◆ **Text extract**:
Around 1,300 rhino were killed illegally in Africa last year.

The Australian Rhino Project and South Africa’s Elephants, Rhinos and People (ERP) plan to begin relocating the animals this year to establish an “insurance population”.

If the project is successful, more rhinos could be flown to other “safe havens” in Texas and Florida.
“Poachers will go where it is easy to poach. It is easier to poach rhinos in Africa than in Australia or America,” ERP Director Wouter van Hoven told Reuters.
“It’s not that we want to get the rhinos out of Africa but we need to put some rhinos into a safe deposit box.”

The rhinos will be repatriated to their natural African habitat once the population numbers have grown and levels of demand for animal horn falls, the groups said.

Conservationists and private game reserve owners have criticised the South African government for not doing enough to protect rhinos from powerful poaching and smuggling syndicates.

◆ **Data provided**:
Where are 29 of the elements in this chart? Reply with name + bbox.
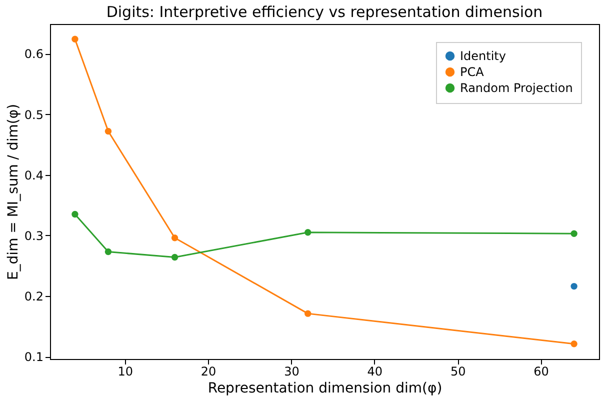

◆ **Given instruction 1**: List every geographic place named in the rhino text, counting each place once.
◆ **Given instruction 2**: Please explain, using the rhino text, why the rhinos are being moved to Australia and America.
◆ **Given instruction 3**: Extend the rhino relocation text, starting after its final sentence.
The data above come from a separate source, unrelated to the rhino text.

◆ **Exercise output 1**: Africa, South Africa, Australia, America, Texas, Florida

◆ **Exercise output 2**: About 1,300 rhinos were killed illegally in Africa last year. Poachers go where poaching is easy, and it is easier in Africa than in Australia or America. Moving some rhinos builds an "insurance population," like putting them in a safe deposit box.

◆ **Exercise output 3**:
South Africa, home to around 80 percent of the world’s rhino, decided this week not to push for an end to a global ban on buying and selling rhino horn.

Animal reserve owners say a legal trade could help save the rhinos by using the proceeds for conservation.
“Now that the green light has been given to the criminals to continue poaching … the rhinos are going to be much worse off,” Chairman of the Private Rhino Owner’s Association Pelham Jones said.

Rhinoceros’ horns grow back if cut from a living animal, but the process has been criticised by animal rights groups and opponents of legalising the trade say it would legitimise and encourage the use of material from endangered animals.